▶ PASSAGE PROVIDED
○ ○ ○ ○ ○ ○ ○

In [1]:
import time
import applicants
import pandas as pd
import numpy as np
from sklearn.feature_extraction.text import TfidfVectorizer, CountVectorizer
from sklearn.feature_extraction import text
from sklearn.decomposition import NMF, LatentDirichletAllocation
from gensim.models.doc2vec import Doc2Vec, TaggedDocument
from nltk.stem.porter import PorterStemmer
from nltk.stem import WordNetLemmatizer
import gensim
from numpy.random import rand
from itertools import combinations
import time
import operator
import re
import os
import topic_model, dataio, d2v_utils

import matplotlib
import matplotlib.pyplot as plt
%matplotlib inline
#df_users = applicants.get_applicant_data()

In [2]:
import jobs

df_jobs = jobs.get_job_posting_data()

# Use a subset of data
df_jobs = df_jobs[15000:]
df_jobs.reset_index(inplace=True)

print('df_jobs shape: %s' % str(df_jobs.shape))

docs = df_jobs.description

Getting job posting data...
- Time: 0.601379871368

df_jobs shape: (9015, 6)


In [3]:
# Params to build the vocab and topics
min_df = 50
max_df = .1
k_topics = 18
max_vocab_size = 10000
ngram_range=([1,1])

○ ○ ○ ○ ○ ○ ○

▶ LISTING
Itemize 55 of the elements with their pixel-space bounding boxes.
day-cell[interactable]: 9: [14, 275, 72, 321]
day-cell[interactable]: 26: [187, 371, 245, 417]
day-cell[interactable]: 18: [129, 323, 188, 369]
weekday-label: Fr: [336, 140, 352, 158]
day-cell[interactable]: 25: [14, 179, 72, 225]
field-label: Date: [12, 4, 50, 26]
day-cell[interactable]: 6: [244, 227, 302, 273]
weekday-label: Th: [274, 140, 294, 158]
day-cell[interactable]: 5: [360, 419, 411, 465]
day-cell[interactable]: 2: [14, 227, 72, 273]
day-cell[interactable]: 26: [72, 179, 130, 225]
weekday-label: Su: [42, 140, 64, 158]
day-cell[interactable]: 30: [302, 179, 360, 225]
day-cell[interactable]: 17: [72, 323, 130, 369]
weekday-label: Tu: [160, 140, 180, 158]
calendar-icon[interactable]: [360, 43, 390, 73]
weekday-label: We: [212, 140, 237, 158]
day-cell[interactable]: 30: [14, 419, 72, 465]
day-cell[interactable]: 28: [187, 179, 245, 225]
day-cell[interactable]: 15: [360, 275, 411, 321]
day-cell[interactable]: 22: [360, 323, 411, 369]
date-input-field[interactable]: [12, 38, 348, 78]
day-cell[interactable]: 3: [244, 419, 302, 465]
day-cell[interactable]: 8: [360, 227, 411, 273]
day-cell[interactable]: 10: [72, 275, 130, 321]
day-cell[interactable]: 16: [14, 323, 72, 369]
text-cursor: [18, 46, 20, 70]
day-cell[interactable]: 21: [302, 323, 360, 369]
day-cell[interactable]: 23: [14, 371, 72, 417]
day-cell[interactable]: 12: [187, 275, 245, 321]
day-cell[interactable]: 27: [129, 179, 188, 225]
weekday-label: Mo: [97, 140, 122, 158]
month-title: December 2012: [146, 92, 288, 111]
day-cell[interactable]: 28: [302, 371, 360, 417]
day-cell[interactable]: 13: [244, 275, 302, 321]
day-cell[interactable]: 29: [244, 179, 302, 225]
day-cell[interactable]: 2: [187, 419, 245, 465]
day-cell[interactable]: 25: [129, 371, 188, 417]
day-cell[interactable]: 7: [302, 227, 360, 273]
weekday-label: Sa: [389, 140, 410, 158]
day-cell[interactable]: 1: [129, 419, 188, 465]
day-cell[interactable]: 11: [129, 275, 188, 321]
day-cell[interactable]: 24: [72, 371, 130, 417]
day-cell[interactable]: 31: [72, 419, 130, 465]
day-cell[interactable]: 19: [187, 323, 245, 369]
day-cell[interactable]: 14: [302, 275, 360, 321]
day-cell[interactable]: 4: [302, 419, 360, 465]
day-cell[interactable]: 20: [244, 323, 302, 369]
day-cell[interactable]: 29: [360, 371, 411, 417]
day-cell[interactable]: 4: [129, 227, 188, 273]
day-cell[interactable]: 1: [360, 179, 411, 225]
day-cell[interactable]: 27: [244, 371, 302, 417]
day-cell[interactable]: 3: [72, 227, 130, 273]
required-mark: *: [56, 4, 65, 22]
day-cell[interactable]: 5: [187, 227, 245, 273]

○ ○ ○ ○ ○ ○ ○

▶ PROBLEM REQUIREMENTS
Please list each parameter assigned beneath the comment "# Params to build the vocab and topics" in the notebook excerpt above, with the value it receives.

▶ RESPONSE TO THE TASK
- min_df: 50
- max_df: .1
- k_topics: 18
- max_vocab_size: 10000
- ngram_range: ([1,1])